= What this task involves =
Make an exact copy of all the entries below, with the pictures left out.

= Material provided =
::::::::

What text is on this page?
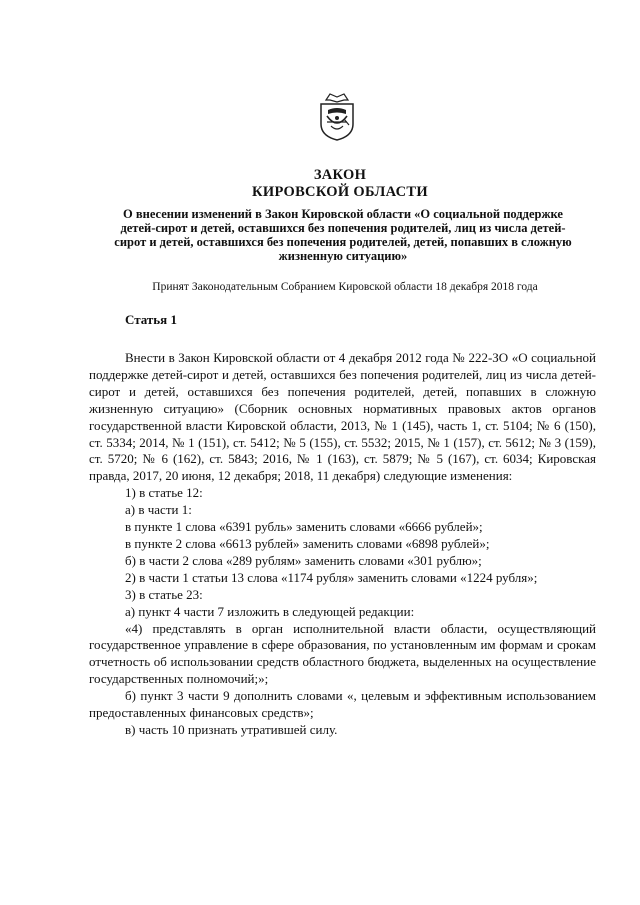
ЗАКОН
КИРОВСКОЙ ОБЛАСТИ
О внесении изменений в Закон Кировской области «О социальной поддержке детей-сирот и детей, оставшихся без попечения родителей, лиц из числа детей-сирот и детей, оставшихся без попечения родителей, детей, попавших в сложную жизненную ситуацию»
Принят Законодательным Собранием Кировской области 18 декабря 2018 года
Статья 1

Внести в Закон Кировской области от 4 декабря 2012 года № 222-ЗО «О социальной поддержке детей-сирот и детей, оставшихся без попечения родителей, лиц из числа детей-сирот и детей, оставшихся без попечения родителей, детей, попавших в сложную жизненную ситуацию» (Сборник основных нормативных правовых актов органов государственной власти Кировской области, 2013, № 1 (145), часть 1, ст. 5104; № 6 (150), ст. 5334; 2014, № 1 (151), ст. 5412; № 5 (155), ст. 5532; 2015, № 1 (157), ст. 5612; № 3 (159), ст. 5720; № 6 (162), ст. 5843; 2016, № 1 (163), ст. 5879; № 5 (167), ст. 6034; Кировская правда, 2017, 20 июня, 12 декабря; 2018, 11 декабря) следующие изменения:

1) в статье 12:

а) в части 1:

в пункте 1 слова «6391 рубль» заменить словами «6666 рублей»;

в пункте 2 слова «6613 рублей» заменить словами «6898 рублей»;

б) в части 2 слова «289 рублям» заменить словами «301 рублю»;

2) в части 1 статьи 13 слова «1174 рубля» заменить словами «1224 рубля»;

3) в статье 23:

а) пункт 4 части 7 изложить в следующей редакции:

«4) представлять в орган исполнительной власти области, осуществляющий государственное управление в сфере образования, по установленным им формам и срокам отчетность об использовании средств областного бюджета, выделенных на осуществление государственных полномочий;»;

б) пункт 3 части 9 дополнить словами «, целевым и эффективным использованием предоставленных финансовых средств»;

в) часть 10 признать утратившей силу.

::::::::

= Task output =
What text is on this page?
ЗАКОН
КИРОВСКОЙ ОБЛАСТИ
О внесении изменений в Закон Кировской области «О социальной поддержке детей-сирот и детей, оставшихся без попечения родителей, лиц из числа детей-сирот и детей, оставшихся без попечения родителей, детей, попавших в сложную жизненную ситуацию»
Принят Законодательным Собранием Кировской области 18 декабря 2018 года
Статья 1

Внести в Закон Кировской области от 4 декабря 2012 года № 222-ЗО «О социальной поддержке детей-сирот и детей, оставшихся без попечения родителей, лиц из числа детей-сирот и детей, оставшихся без попечения родителей, детей, попавших в сложную жизненную ситуацию» (Сборник основных нормативных правовых актов органов государственной власти Кировской области, 2013, № 1 (145), часть 1, ст. 5104; № 6 (150), ст. 5334; 2014, № 1 (151), ст. 5412; № 5 (155), ст. 5532; 2015, № 1 (157), ст. 5612; № 3 (159), ст. 5720; № 6 (162), ст. 5843; 2016, № 1 (163), ст. 5879; № 5 (167), ст. 6034; Кировская правда, 2017, 20 июня, 12 декабря; 2018, 11 декабря) следующие изменения:

1) в статье 12:

а) в части 1:

в пункте 1 слова «6391 рубль» заменить словами «6666 рублей»;

в пункте 2 слова «6613 рублей» заменить словами «6898 рублей»;

б) в части 2 слова «289 рублям» заменить словами «301 рублю»;

2) в части 1 статьи 13 слова «1174 рубля» заменить словами «1224 рубля»;

3) в статье 23:

а) пункт 4 части 7 изложить в следующей редакции:

«4) представлять в орган исполнительной власти области, осуществляющий государственное управление в сфере образования, по установленным им формам и срокам отчетность об использовании средств областного бюджета, выделенных на осуществление государственных полномочий;»;

б) пункт 3 части 9 дополнить словами «, целевым и эффективным использованием предоставленных финансовых средств»;

в) часть 10 признать утратившей силу.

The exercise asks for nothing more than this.